_The exercise:_ Repeat, exactly and completely, the material that follows. Omit the pictures.

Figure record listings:

** start **

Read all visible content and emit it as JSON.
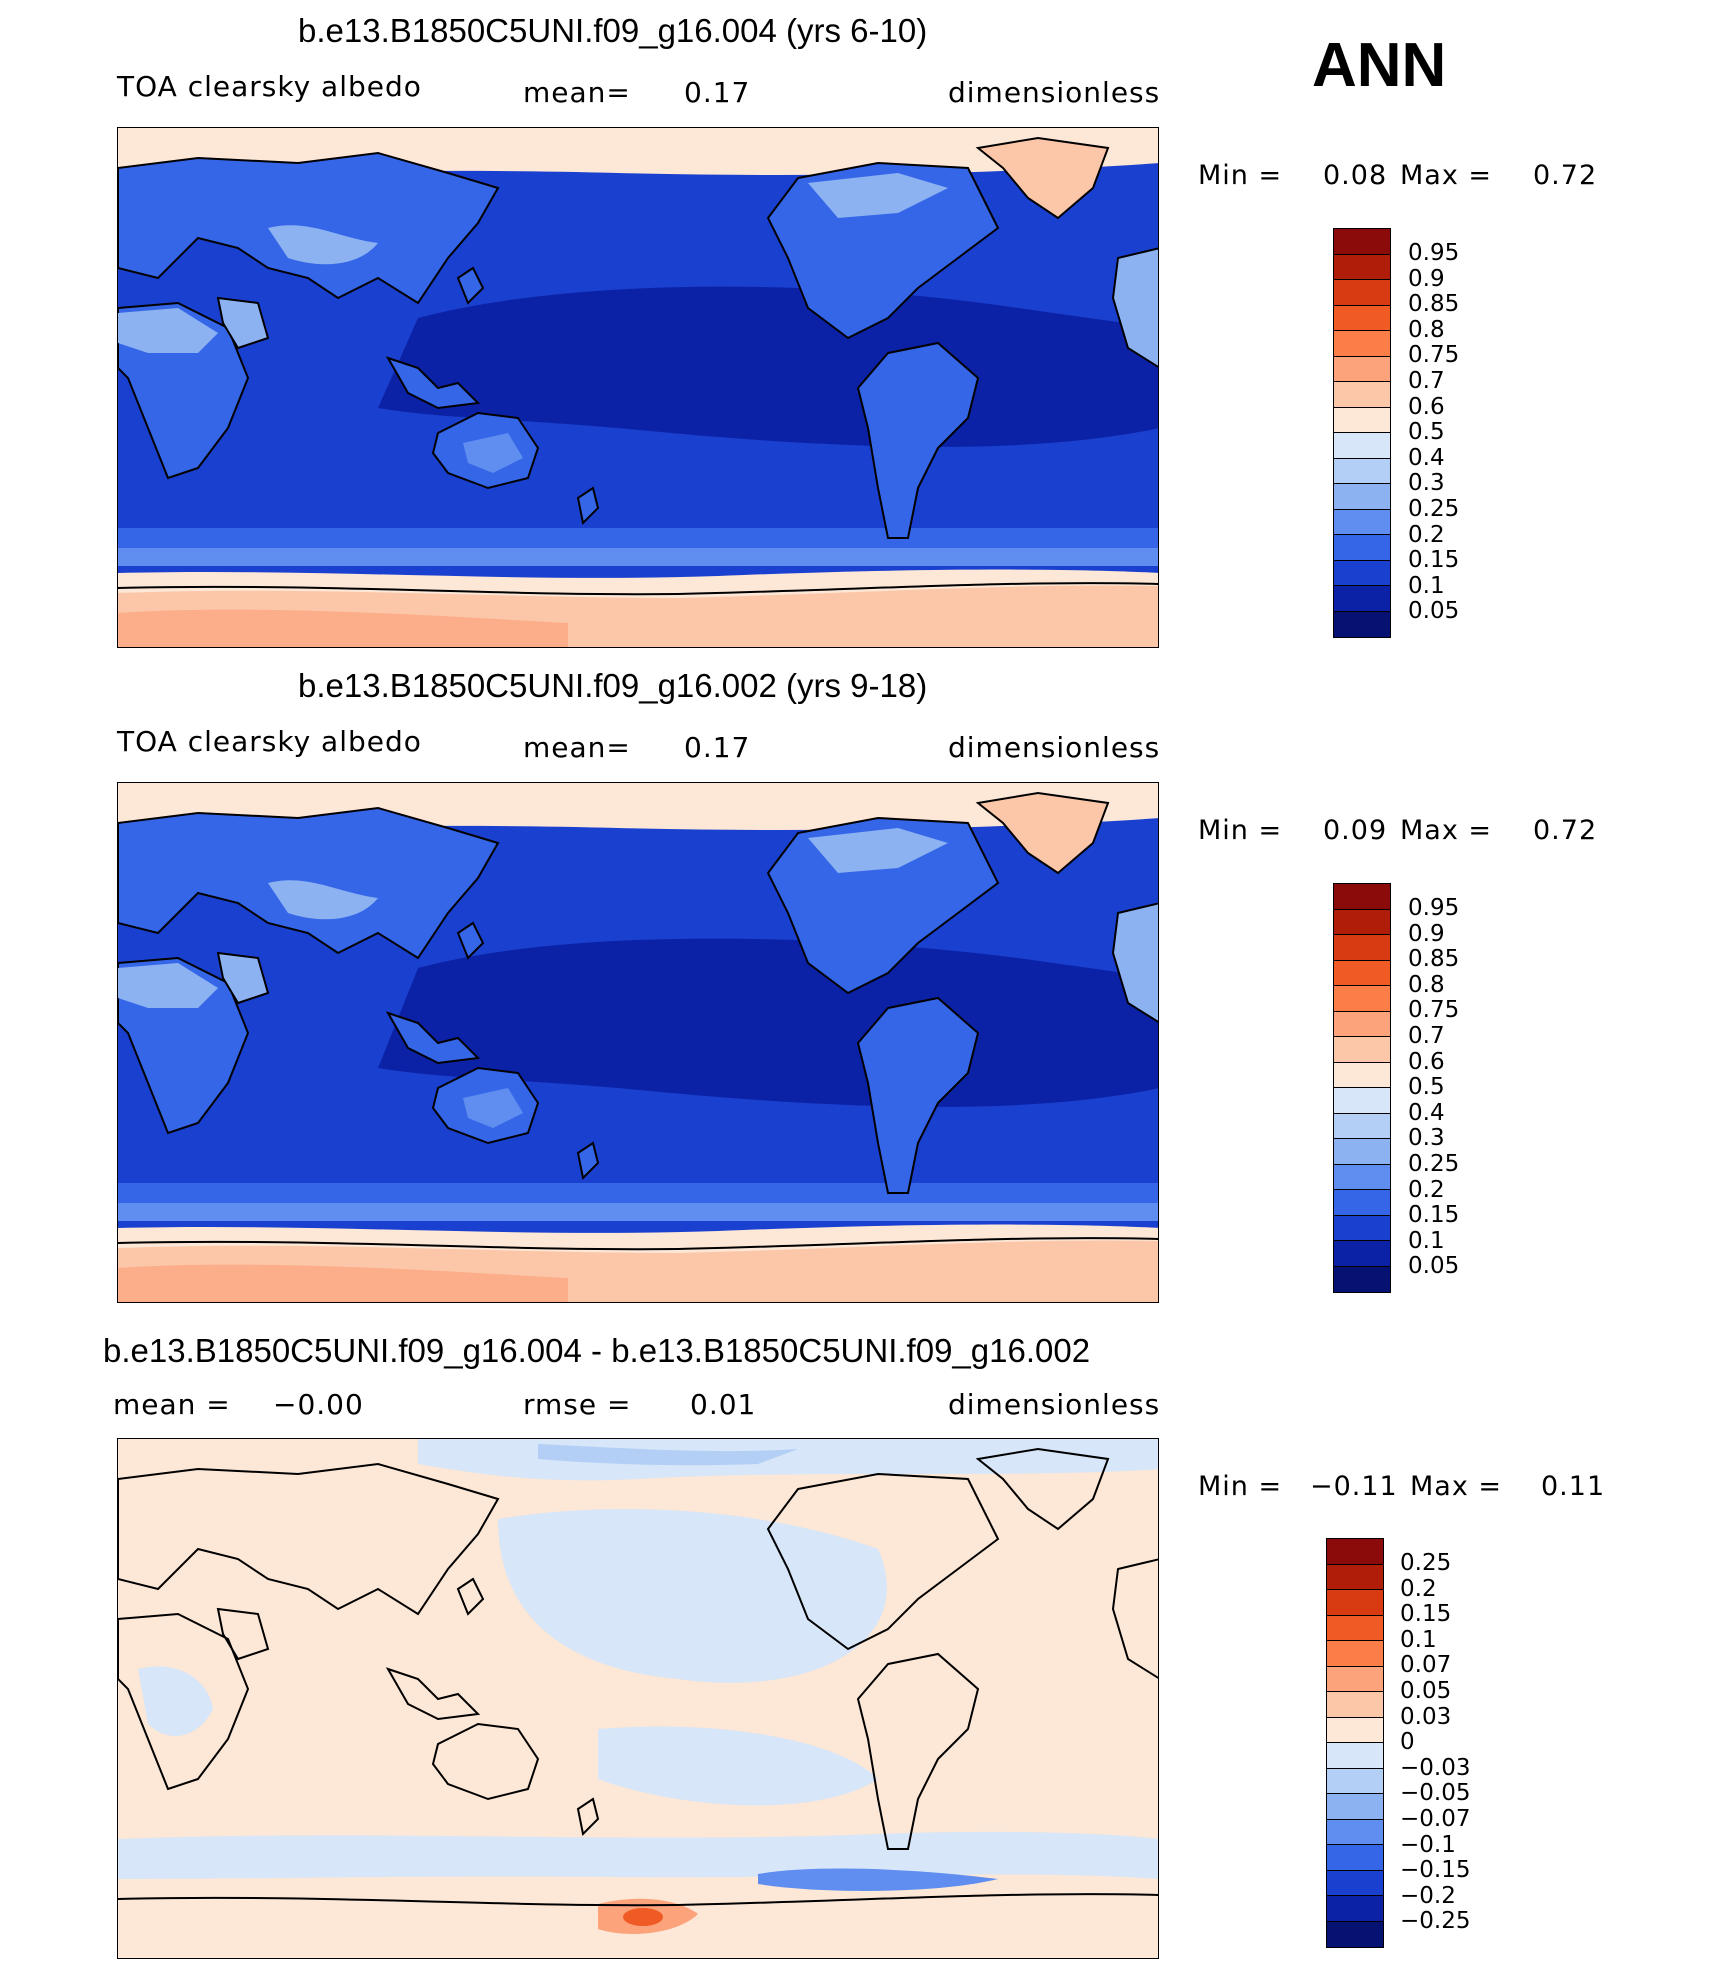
{
  "season": "ANN",
  "panels": [
    {
      "title": "b.e13.B1850C5UNI.f09_g16.004 (yrs 6-10)",
      "left_label": "TOA clearsky albedo",
      "stat1_label": "mean=",
      "stat1_value": "0.17",
      "stat2_label": "",
      "stat2_value": "",
      "units": "dimensionless",
      "min_label": "Min =",
      "min_value": "0.08",
      "max_label": "Max =",
      "max_value": "0.72",
      "colorbar_labels": [
        "0.95",
        "0.9",
        "0.85",
        "0.8",
        "0.75",
        "0.7",
        "0.6",
        "0.5",
        "0.4",
        "0.3",
        "0.25",
        "0.2",
        "0.15",
        "0.1",
        "0.05"
      ]
    },
    {
      "title": "b.e13.B1850C5UNI.f09_g16.002 (yrs 9-18)",
      "left_label": "TOA clearsky albedo",
      "stat1_label": "mean=",
      "stat1_value": "0.17",
      "stat2_label": "",
      "stat2_value": "",
      "units": "dimensionless",
      "min_label": "Min =",
      "min_value": "0.09",
      "max_label": "Max =",
      "max_value": "0.72",
      "colorbar_labels": [
        "0.95",
        "0.9",
        "0.85",
        "0.8",
        "0.75",
        "0.7",
        "0.6",
        "0.5",
        "0.4",
        "0.3",
        "0.25",
        "0.2",
        "0.15",
        "0.1",
        "0.05"
      ]
    },
    {
      "title": "b.e13.B1850C5UNI.f09_g16.004 - b.e13.B1850C5UNI.f09_g16.002",
      "left_label": "mean =",
      "stat1_label": "",
      "stat1_value": "−0.00",
      "stat2_label": "rmse =",
      "stat2_value": "0.01",
      "units": "dimensionless",
      "min_label": "Min =",
      "min_value": "−0.11",
      "max_label": "Max =",
      "max_value": "0.11",
      "colorbar_labels": [
        "0.25",
        "0.2",
        "0.15",
        "0.1",
        "0.07",
        "0.05",
        "0.03",
        "0",
        "−0.03",
        "−0.05",
        "−0.07",
        "−0.1",
        "−0.15",
        "−0.2",
        "−0.25"
      ]
    }
  ],
  "colors": {
    "abs_scale": [
      "#8b0a0a",
      "#b01e0a",
      "#d83a12",
      "#f05a24",
      "#fb7e48",
      "#fca37c",
      "#fcc7a9",
      "#fde7d6",
      "#d7e6f8",
      "#b3cff5",
      "#8cb2f2",
      "#5f8ef0",
      "#3566e8",
      "#1a40d0",
      "#0c22a6",
      "#061272"
    ],
    "diff_scale": [
      "#8b0a0a",
      "#b01e0a",
      "#d83a12",
      "#f05a24",
      "#fb7e48",
      "#fca37c",
      "#fcc7a9",
      "#fde7d6",
      "#d7e6f8",
      "#b3cff5",
      "#8cb2f2",
      "#5f8ef0",
      "#3566e8",
      "#1a40d0",
      "#0c22a6",
      "#061272"
    ],
    "coastline": "#000000"
  }
}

** end **

_Exercise answer:_
Read all visible content and emit it as JSON.
{
  "season": "ANN",
  "panels": [
    {
      "title": "b.e13.B1850C5UNI.f09_g16.004 (yrs 6-10)",
      "left_label": "TOA clearsky albedo",
      "stat1_label": "mean=",
      "stat1_value": "0.17",
      "stat2_label": "",
      "stat2_value": "",
      "units": "dimensionless",
      "min_label": "Min =",
      "min_value": "0.08",
      "max_label": "Max =",
      "max_value": "0.72",
      "colorbar_labels": [
        "0.95",
        "0.9",
        "0.85",
        "0.8",
        "0.75",
        "0.7",
        "0.6",
        "0.5",
        "0.4",
        "0.3",
        "0.25",
        "0.2",
        "0.15",
        "0.1",
        "0.05"
      ]
    },
    {
      "title": "b.e13.B1850C5UNI.f09_g16.002 (yrs 9-18)",
      "left_label": "TOA clearsky albedo",
      "stat1_label": "mean=",
      "stat1_value": "0.17",
      "stat2_label": "",
      "stat2_value": "",
      "units": "dimensionless",
      "min_label": "Min =",
      "min_value": "0.09",
      "max_label": "Max =",
      "max_value": "0.72",
      "colorbar_labels": [
        "0.95",
        "0.9",
        "0.85",
        "0.8",
        "0.75",
        "0.7",
        "0.6",
        "0.5",
        "0.4",
        "0.3",
        "0.25",
        "0.2",
        "0.15",
        "0.1",
        "0.05"
      ]
    },
    {
      "title": "b.e13.B1850C5UNI.f09_g16.004 - b.e13.B1850C5UNI.f09_g16.002",
      "left_label": "mean =",
      "stat1_label": "",
      "stat1_value": "−0.00",
      "stat2_label": "rmse =",
      "stat2_value": "0.01",
      "units": "dimensionless",
      "min_label": "Min =",
      "min_value": "−0.11",
      "max_label": "Max =",
      "max_value": "0.11",
      "colorbar_labels": [
        "0.25",
        "0.2",
        "0.15",
        "0.1",
        "0.07",
        "0.05",
        "0.03",
        "0",
        "−0.03",
        "−0.05",
        "−0.07",
        "−0.1",
        "−0.15",
        "−0.2",
        "−0.25"
      ]
    }
  ],
  "colors": {
    "abs_scale": [
      "#8b0a0a",
      "#b01e0a",
      "#d83a12",
      "#f05a24",
      "#fb7e48",
      "#fca37c",
      "#fcc7a9",
      "#fde7d6",
      "#d7e6f8",
      "#b3cff5",
      "#8cb2f2",
      "#5f8ef0",
      "#3566e8",
      "#1a40d0",
      "#0c22a6",
      "#061272"
    ],
    "diff_scale": [
      "#8b0a0a",
      "#b01e0a",
      "#d83a12",
      "#f05a24",
      "#fb7e48",
      "#fca37c",
      "#fcc7a9",
      "#fde7d6",
      "#d7e6f8",
      "#b3cff5",
      "#8cb2f2",
      "#5f8ef0",
      "#3566e8",
      "#1a40d0",
      "#0c22a6",
      "#061272"
    ],
    "coastline": "#000000"
  }
}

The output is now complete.